▶ TEXT

[Start]

Introduction
Skeleton Dreams is the ninth album from Swiss art rockers The Beauty Of Gemina. A subtle album, it does not reveal its charms immediately and it requires several listens before the gorgeous production flourishes of band leader Michael Sele fully reveal themselves. Once they do, you find an album steeped in post punk influences and atmosphere. Yet Skeleton Dreams is no mere throwback. Rather, it proves to be a strangely timeless album that sees the band using carefully sculpted layers of sound to entice the listener into their shadowy world of smoke and mirrors.
The album opens with A Night Like This, a track awash in atmosphere and reminiscent of The Cure’s Seventeen Seconds – all creeping bass and echoing guitar lines. A dark piece of music, Michale Sele’s rich vocal tones evoke a sense of gothic melodrama that gives greater weight to an album that calmly explores a variety of moods and textures over the course of its fourteen tracks. The track fades down (a touch abruptly) before the subtle shuffle of Naked emerges as a sort of Sisters Of Leonard Cohen piece that benefits from the lovely acoustic stabs that pierce the gloom. One of a number of tracks that adopts a more stripped-down approach, Maybe God Knows is a gorgeous gospel blues that tips a nod towards latter-day Bob Dylan (think Tempest), Michael slowly coaxing new elements into the mix as we drift towards a beautifully layered chorus. In contrast, whilst Friends Of Mine offers a beautiful performance, it cleaves a touch too close to Nick Cave for comfort, and it is with some relief that the crunchy, industrial-strength sounds of Resurgence seek to draw the album to a place where the blues are reimagined via dystopian synth patches. The synths remain, underpinning the lovely descending chords of Where Has It All Gone, a track that edges into the sonic territory of No Man. In contrast, the particularly mesmerising Rainbow Man provides a soundtrack to isolation; Michael drawing beauty out of desolation to craft something that is both harrowing and cathartic in equal measure.

[End]

▶ COMPLETE THE FOLLOWING
[1] Please list every track from Skeleton Dreams that the album review mentions by name.
[2] Translate this sentence from the album review into Spanish: "Skeleton Dreams is the ninth album from Swiss art rockers The Beauty Of Gemina."
The entries after this point aren't needed.

▶ DATA EXTRACT
[Start]

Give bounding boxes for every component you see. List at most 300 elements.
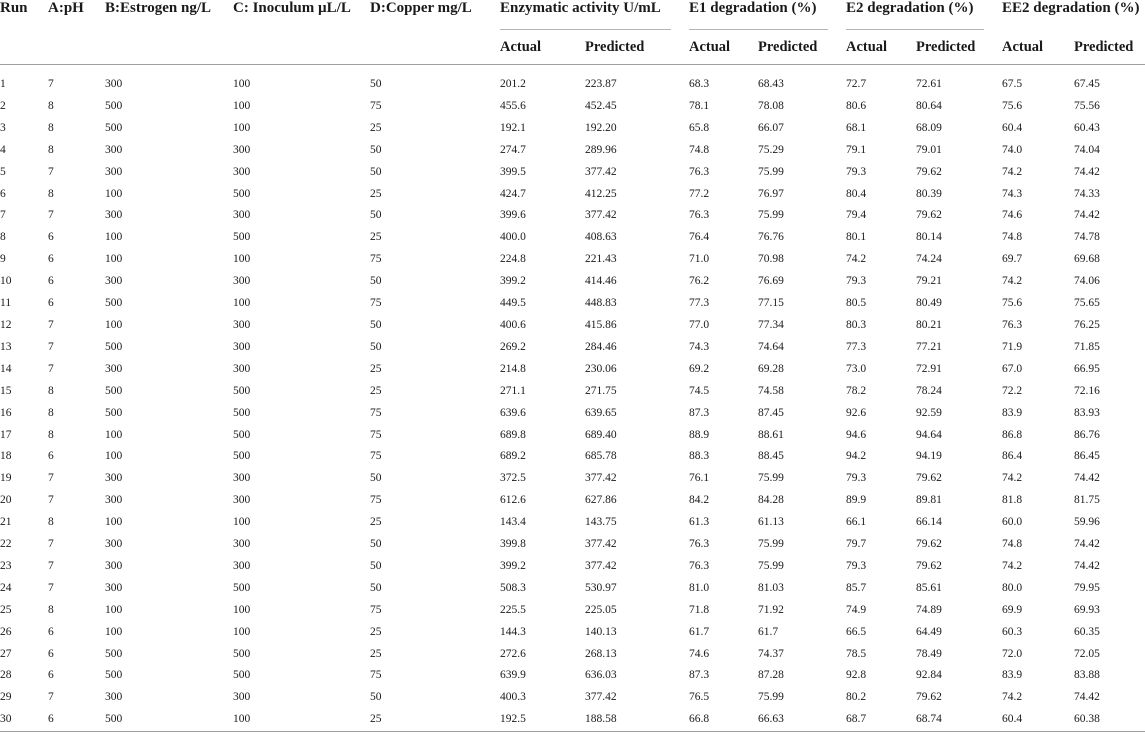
cell-ee2-predicted: 74.33 xyxy=(1074,187,1100,200)
cell-e1-predicted: 74.37 xyxy=(758,647,784,660)
cell-copper: 50 xyxy=(370,691,382,704)
cell-e1-predicted: 74.58 xyxy=(758,384,784,397)
cell-e1-predicted: 74.64 xyxy=(758,340,784,353)
cell-e1-actual: 69.2 xyxy=(689,362,710,375)
cell-enzymatic-actual: 269.2 xyxy=(500,340,526,353)
cell-run: 14 xyxy=(0,362,12,375)
cell-ph: 6 xyxy=(48,275,54,288)
table-row xyxy=(0,687,1145,709)
cell-e1-predicted: 76.97 xyxy=(758,187,784,200)
cell-inoculum: 500 xyxy=(233,450,251,463)
cell-inoculum: 100 xyxy=(233,516,251,529)
cell-e2-actual: 79.3 xyxy=(846,472,867,485)
cell-enzymatic-predicted: 377.42 xyxy=(585,209,617,222)
cell-e2-actual: 79.3 xyxy=(846,165,867,178)
header-enzymatic-predicted: Predicted xyxy=(585,38,645,55)
cell-ph: 6 xyxy=(48,669,54,682)
table-row xyxy=(0,512,1145,534)
table-row xyxy=(0,381,1145,403)
cell-ph: 8 xyxy=(48,406,54,419)
cell-inoculum: 300 xyxy=(233,340,251,353)
cell-run: 17 xyxy=(0,428,12,441)
cell-ee2-predicted: 59.96 xyxy=(1074,516,1100,529)
cell-copper: 25 xyxy=(370,625,382,638)
cell-e1-actual: 78.1 xyxy=(689,99,710,112)
cell-ee2-predicted: 60.43 xyxy=(1074,121,1100,134)
cell-inoculum: 300 xyxy=(233,165,251,178)
cell-estrogen: 500 xyxy=(105,713,123,726)
cell-enzymatic-predicted: 143.75 xyxy=(585,516,617,529)
cell-copper: 50 xyxy=(370,340,382,353)
cell-e2-predicted: 74.24 xyxy=(916,253,942,266)
cell-e1-predicted: 88.61 xyxy=(758,428,784,441)
cell-ee2-predicted: 69.68 xyxy=(1074,253,1100,266)
cell-e2-actual: 68.1 xyxy=(846,121,867,134)
cell-run: 6 xyxy=(0,187,6,200)
table-row xyxy=(0,293,1145,315)
cell-e2-predicted: 72.91 xyxy=(916,362,942,375)
table-row xyxy=(0,556,1145,578)
cell-run: 23 xyxy=(0,559,12,572)
cell-inoculum: 300 xyxy=(233,318,251,331)
table-row xyxy=(0,446,1145,468)
cell-inoculum: 500 xyxy=(233,384,251,397)
cell-ee2-predicted: 74.42 xyxy=(1074,165,1100,178)
cell-e2-predicted: 68.74 xyxy=(916,713,942,726)
cell-e2-predicted: 89.81 xyxy=(916,494,942,507)
cell-e2-actual: 73.0 xyxy=(846,362,867,375)
cell-run: 15 xyxy=(0,384,12,397)
cell-e2-actual: 79.1 xyxy=(846,143,867,156)
table-row xyxy=(0,96,1145,118)
cell-copper: 50 xyxy=(370,78,382,90)
cell-copper: 50 xyxy=(370,581,382,594)
header-estrogen: B:Estrogen ng/L xyxy=(105,0,211,16)
cell-ee2-predicted: 74.78 xyxy=(1074,231,1100,244)
cell-ee2-predicted: 74.42 xyxy=(1074,538,1100,551)
cell-e2-predicted: 80.14 xyxy=(916,231,942,244)
cell-enzymatic-predicted: 140.13 xyxy=(585,625,617,638)
cell-ee2-predicted: 74.42 xyxy=(1074,209,1100,222)
header-ee2-actual: Actual xyxy=(1002,38,1044,55)
cell-run: 2 xyxy=(0,99,6,112)
cell-e1-actual: 65.8 xyxy=(689,121,710,134)
header-group-ee2 xyxy=(1002,0,1145,30)
cell-ph: 7 xyxy=(48,362,54,375)
cell-e1-actual: 76.1 xyxy=(689,472,710,485)
cell-ph: 8 xyxy=(48,187,54,200)
table-row xyxy=(0,403,1145,425)
cell-ph: 7 xyxy=(48,78,54,90)
cell-e2-predicted: 94.19 xyxy=(916,450,942,463)
table-row xyxy=(0,205,1145,227)
cell-e1-actual: 76.3 xyxy=(689,538,710,551)
cell-ee2-actual: 74.2 xyxy=(1002,559,1023,572)
cell-estrogen: 100 xyxy=(105,516,123,529)
cell-enzymatic-actual: 372.5 xyxy=(500,472,526,485)
cell-run: 20 xyxy=(0,494,12,507)
table-row xyxy=(0,140,1145,162)
cell-e2-predicted: 74.89 xyxy=(916,603,942,616)
cell-enzymatic-actual: 214.8 xyxy=(500,362,526,375)
table-row xyxy=(0,227,1145,249)
cell-ee2-predicted: 74.06 xyxy=(1074,275,1100,288)
table-body xyxy=(0,65,1145,732)
cell-run: 10 xyxy=(0,275,12,288)
cell-enzymatic-predicted: 377.42 xyxy=(585,691,617,704)
cell-e2-predicted: 85.61 xyxy=(916,581,942,594)
cell-copper: 25 xyxy=(370,384,382,397)
cell-ph: 8 xyxy=(48,121,54,134)
cell-inoculum: 100 xyxy=(233,78,251,90)
cell-estrogen: 100 xyxy=(105,231,123,244)
header-ee2-predicted: Predicted xyxy=(1074,38,1134,55)
cell-e1-actual: 74.8 xyxy=(689,143,710,156)
table-row xyxy=(0,468,1145,490)
cell-e1-actual: 61.3 xyxy=(689,516,710,529)
table-row xyxy=(0,359,1145,381)
cell-e2-actual: 94.6 xyxy=(846,428,867,441)
cell-e1-predicted: 81.03 xyxy=(758,581,784,594)
cell-enzymatic-actual: 399.8 xyxy=(500,538,526,551)
cell-e1-predicted: 70.98 xyxy=(758,253,784,266)
cell-e2-actual: 79.3 xyxy=(846,559,867,572)
cell-ee2-actual: 83.9 xyxy=(1002,406,1023,419)
cell-ee2-actual: 75.6 xyxy=(1002,297,1023,310)
cell-copper: 50 xyxy=(370,209,382,222)
cell-e2-actual: 66.5 xyxy=(846,625,867,638)
cell-ph: 8 xyxy=(48,384,54,397)
cell-e2-actual: 77.3 xyxy=(846,340,867,353)
cell-estrogen: 500 xyxy=(105,121,123,134)
cell-estrogen: 300 xyxy=(105,275,123,288)
cell-ee2-predicted: 60.38 xyxy=(1074,713,1100,726)
cell-inoculum: 300 xyxy=(233,362,251,375)
cell-ee2-predicted: 74.42 xyxy=(1074,472,1100,485)
table-row xyxy=(0,249,1145,271)
cell-enzymatic-actual: 399.2 xyxy=(500,559,526,572)
cell-inoculum: 500 xyxy=(233,406,251,419)
header-e1-actual: Actual xyxy=(689,38,731,55)
cell-enzymatic-actual: 455.6 xyxy=(500,99,526,112)
cell-e1-actual: 61.7 xyxy=(689,625,710,638)
cell-e2-predicted: 80.39 xyxy=(916,187,942,200)
cell-copper: 50 xyxy=(370,559,382,572)
cell-estrogen: 300 xyxy=(105,209,123,222)
cell-e2-actual: 78.5 xyxy=(846,647,867,660)
cell-enzymatic-actual: 424.7 xyxy=(500,187,526,200)
cell-run: 21 xyxy=(0,516,12,529)
cell-ph: 7 xyxy=(48,581,54,594)
cell-copper: 50 xyxy=(370,165,382,178)
cell-e1-actual: 68.3 xyxy=(689,78,710,90)
cell-enzymatic-predicted: 412.25 xyxy=(585,187,617,200)
header-run: Run xyxy=(0,0,28,16)
cell-enzymatic-predicted: 636.03 xyxy=(585,669,617,682)
cell-copper: 75 xyxy=(370,428,382,441)
table-row xyxy=(0,184,1145,206)
cell-ee2-predicted: 86.45 xyxy=(1074,450,1100,463)
header-inoculum: C: Inoculum µL/L xyxy=(233,0,351,16)
cell-enzymatic-predicted: 377.42 xyxy=(585,165,617,178)
cell-ee2-actual: 74.2 xyxy=(1002,691,1023,704)
cell-ph: 6 xyxy=(48,231,54,244)
cell-e1-actual: 74.5 xyxy=(689,384,710,397)
table-row xyxy=(0,709,1145,731)
cell-inoculum: 300 xyxy=(233,494,251,507)
cell-e2-actual: 92.6 xyxy=(846,406,867,419)
cell-ph: 8 xyxy=(48,516,54,529)
table-row xyxy=(0,490,1145,512)
cell-inoculum: 100 xyxy=(233,603,251,616)
cell-ee2-actual: 75.6 xyxy=(1002,99,1023,112)
table-row xyxy=(0,622,1145,644)
cell-e1-predicted: 75.99 xyxy=(758,559,784,572)
cell-run: 1 xyxy=(0,78,6,90)
cell-ph: 6 xyxy=(48,297,54,310)
cell-inoculum: 100 xyxy=(233,625,251,638)
cell-copper: 75 xyxy=(370,406,382,419)
cell-ee2-actual: 69.7 xyxy=(1002,253,1023,266)
cell-ee2-actual: 60.3 xyxy=(1002,625,1023,638)
cell-ee2-predicted: 69.93 xyxy=(1074,603,1100,616)
header-ph: A:pH xyxy=(48,0,84,16)
cell-e2-predicted: 78.49 xyxy=(916,647,942,660)
cell-e1-actual: 88.3 xyxy=(689,450,710,463)
cell-ee2-predicted: 81.75 xyxy=(1074,494,1100,507)
cell-ee2-actual: 67.5 xyxy=(1002,78,1023,90)
cell-ee2-actual: 74.2 xyxy=(1002,275,1023,288)
cell-e2-predicted: 72.61 xyxy=(916,78,942,90)
cell-run: 25 xyxy=(0,603,12,616)
cell-enzymatic-predicted: 414.46 xyxy=(585,275,617,288)
header-e2-actual: Actual xyxy=(846,38,888,55)
cell-run: 26 xyxy=(0,625,12,638)
cell-e2-predicted: 79.62 xyxy=(916,538,942,551)
cell-e1-actual: 74.6 xyxy=(689,647,710,660)
cell-e1-predicted: 75.99 xyxy=(758,472,784,485)
cell-e2-actual: 79.3 xyxy=(846,275,867,288)
cell-enzymatic-actual: 400.0 xyxy=(500,231,526,244)
cell-inoculum: 100 xyxy=(233,99,251,112)
cell-e1-actual: 76.2 xyxy=(689,275,710,288)
cell-ee2-actual: 74.8 xyxy=(1002,538,1023,551)
cell-copper: 75 xyxy=(370,99,382,112)
table-row xyxy=(0,425,1145,447)
cell-ee2-predicted: 83.93 xyxy=(1074,406,1100,419)
cell-ee2-predicted: 74.04 xyxy=(1074,143,1100,156)
cell-e2-predicted: 79.62 xyxy=(916,209,942,222)
cell-e1-actual: 77.3 xyxy=(689,297,710,310)
cell-e2-predicted: 80.64 xyxy=(916,99,942,112)
cell-estrogen: 300 xyxy=(105,165,123,178)
cell-e1-predicted: 88.45 xyxy=(758,450,784,463)
cell-e2-actual: 94.2 xyxy=(846,450,867,463)
cell-copper: 25 xyxy=(370,121,382,134)
cell-copper: 75 xyxy=(370,603,382,616)
cell-ee2-actual: 83.9 xyxy=(1002,669,1023,682)
cell-ee2-actual: 71.9 xyxy=(1002,340,1023,353)
cell-e2-actual: 80.4 xyxy=(846,187,867,200)
cell-e1-actual: 81.0 xyxy=(689,581,710,594)
cell-e2-predicted: 77.21 xyxy=(916,340,942,353)
cell-run: 30 xyxy=(0,713,12,726)
cell-enzymatic-predicted: 408.63 xyxy=(585,231,617,244)
cell-e1-actual: 87.3 xyxy=(689,406,710,419)
table-row xyxy=(0,118,1145,140)
cell-e1-predicted: 61.13 xyxy=(758,516,784,529)
cell-copper: 50 xyxy=(370,318,382,331)
cell-enzymatic-actual: 612.6 xyxy=(500,494,526,507)
cell-enzymatic-predicted: 377.42 xyxy=(585,559,617,572)
cell-estrogen: 300 xyxy=(105,538,123,551)
cell-e1-actual: 76.5 xyxy=(689,691,710,704)
cell-e1-actual: 84.2 xyxy=(689,494,710,507)
cell-e1-predicted: 75.99 xyxy=(758,209,784,222)
table-row xyxy=(0,534,1145,556)
cell-ph: 8 xyxy=(48,428,54,441)
cell-ee2-actual: 76.3 xyxy=(1002,318,1023,331)
cell-enzymatic-actual: 689.8 xyxy=(500,428,526,441)
cell-e2-actual: 68.7 xyxy=(846,713,867,726)
header-row-secondary xyxy=(0,30,1145,65)
cell-e1-predicted: 75.29 xyxy=(758,143,784,156)
cell-enzymatic-predicted: 452.45 xyxy=(585,99,617,112)
cell-e1-predicted: 75.99 xyxy=(758,538,784,551)
cell-e1-actual: 66.8 xyxy=(689,713,710,726)
cell-inoculum: 500 xyxy=(233,428,251,441)
cell-copper: 25 xyxy=(370,187,382,200)
table-row xyxy=(0,578,1145,600)
cell-enzymatic-predicted: 192.20 xyxy=(585,121,617,134)
cell-e1-predicted: 69.28 xyxy=(758,362,784,375)
cell-enzymatic-actual: 508.3 xyxy=(500,581,526,594)
cell-enzymatic-predicted: 685.78 xyxy=(585,450,617,463)
header-group-enzymatic xyxy=(500,0,689,30)
cell-estrogen: 500 xyxy=(105,406,123,419)
table-row xyxy=(0,315,1145,337)
cell-copper: 25 xyxy=(370,713,382,726)
cell-enzymatic-predicted: 639.65 xyxy=(585,406,617,419)
cell-ph: 8 xyxy=(48,143,54,156)
cell-e2-actual: 80.2 xyxy=(846,691,867,704)
cell-e1-actual: 76.3 xyxy=(689,559,710,572)
cell-e1-predicted: 87.45 xyxy=(758,406,784,419)
cell-estrogen: 500 xyxy=(105,669,123,682)
cell-enzymatic-actual: 639.6 xyxy=(500,406,526,419)
cell-ph: 7 xyxy=(48,340,54,353)
cell-copper: 50 xyxy=(370,472,382,485)
cell-inoculum: 500 xyxy=(233,231,251,244)
cell-run: 28 xyxy=(0,669,12,682)
cell-enzymatic-actual: 143.4 xyxy=(500,516,526,529)
cell-ph: 7 xyxy=(48,165,54,178)
cell-e1-actual: 87.3 xyxy=(689,669,710,682)
cell-enzymatic-actual: 639.9 xyxy=(500,669,526,682)
cell-estrogen: 500 xyxy=(105,647,123,660)
cell-ee2-predicted: 72.16 xyxy=(1074,384,1100,397)
cell-e1-predicted: 61.7 xyxy=(758,625,779,638)
cell-estrogen: 300 xyxy=(105,78,123,90)
table-row xyxy=(0,665,1145,687)
cell-e2-actual: 80.5 xyxy=(846,297,867,310)
table-row xyxy=(0,162,1145,184)
cell-estrogen: 300 xyxy=(105,472,123,485)
cell-ee2-actual: 74.6 xyxy=(1002,209,1023,222)
cell-run: 3 xyxy=(0,121,6,134)
cell-e2-predicted: 79.62 xyxy=(916,165,942,178)
cell-e2-actual: 79.4 xyxy=(846,209,867,222)
cell-copper: 75 xyxy=(370,450,382,463)
cell-e2-predicted: 79.01 xyxy=(916,143,942,156)
cell-ee2-predicted: 75.56 xyxy=(1074,99,1100,112)
cell-ee2-actual: 60.4 xyxy=(1002,121,1023,134)
cell-e1-actual: 71.8 xyxy=(689,603,710,616)
cell-e2-actual: 66.1 xyxy=(846,516,867,529)
cell-ph: 7 xyxy=(48,538,54,551)
cell-enzymatic-actual: 399.6 xyxy=(500,209,526,222)
cell-e2-actual: 85.7 xyxy=(846,581,867,594)
cell-ee2-actual: 81.8 xyxy=(1002,494,1023,507)
table-row xyxy=(0,337,1145,359)
cell-enzymatic-predicted: 448.83 xyxy=(585,297,617,310)
cell-ph: 6 xyxy=(48,647,54,660)
cell-estrogen: 500 xyxy=(105,99,123,112)
cell-estrogen: 300 xyxy=(105,143,123,156)
cell-estrogen: 500 xyxy=(105,297,123,310)
cell-enzymatic-actual: 400.3 xyxy=(500,691,526,704)
cell-estrogen: 100 xyxy=(105,450,123,463)
cell-copper: 50 xyxy=(370,143,382,156)
cell-ee2-actual: 74.0 xyxy=(1002,143,1023,156)
cell-enzymatic-predicted: 268.13 xyxy=(585,647,617,660)
cell-estrogen: 300 xyxy=(105,581,123,594)
cell-run: 24 xyxy=(0,581,12,594)
cell-e1-actual: 77.2 xyxy=(689,187,710,200)
cell-inoculum: 100 xyxy=(233,713,251,726)
header-group-e1 xyxy=(689,0,846,30)
cell-inoculum: 300 xyxy=(233,538,251,551)
cell-estrogen: 300 xyxy=(105,362,123,375)
cell-inoculum: 500 xyxy=(233,647,251,660)
cell-estrogen: 500 xyxy=(105,340,123,353)
cell-e1-actual: 77.0 xyxy=(689,318,710,331)
cell-copper: 75 xyxy=(370,297,382,310)
cell-ph: 8 xyxy=(48,603,54,616)
cell-enzymatic-predicted: 223.87 xyxy=(585,78,617,90)
cell-enzymatic-actual: 399.5 xyxy=(500,165,526,178)
cell-estrogen: 300 xyxy=(105,559,123,572)
cell-enzymatic-actual: 201.2 xyxy=(500,78,526,90)
cell-ph: 7 xyxy=(48,559,54,572)
cell-ph: 7 xyxy=(48,472,54,485)
cell-ee2-actual: 67.0 xyxy=(1002,362,1023,375)
cell-ee2-actual: 72.0 xyxy=(1002,647,1023,660)
cell-e1-predicted: 68.43 xyxy=(758,78,784,90)
cell-ee2-predicted: 86.76 xyxy=(1074,428,1100,441)
cell-enzymatic-predicted: 415.86 xyxy=(585,318,617,331)
cell-e2-actual: 72.7 xyxy=(846,78,867,90)
cell-enzymatic-predicted: 188.58 xyxy=(585,713,617,726)
cell-inoculum: 500 xyxy=(233,581,251,594)
header-group-e2-label: E2 degradation (%) xyxy=(846,0,974,16)
cell-e1-predicted: 76.76 xyxy=(758,231,784,244)
cell-e2-predicted: 68.09 xyxy=(916,121,942,134)
header-row-primary xyxy=(0,0,1145,30)
cell-ee2-predicted: 76.25 xyxy=(1074,318,1100,331)
cell-ph: 7 xyxy=(48,691,54,704)
cell-inoculum: 100 xyxy=(233,253,251,266)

[End]

▶ ANSWERS PROVIDED
[1] A Night Like This, Naked, Maybe God Knows, Friends Of Mine, Resurgence, Where Has It All Gone, Rainbow Man

[2] Skeleton Dreams es el noveno álbum de los rockeros suizos de art rock The Beauty Of Gemina.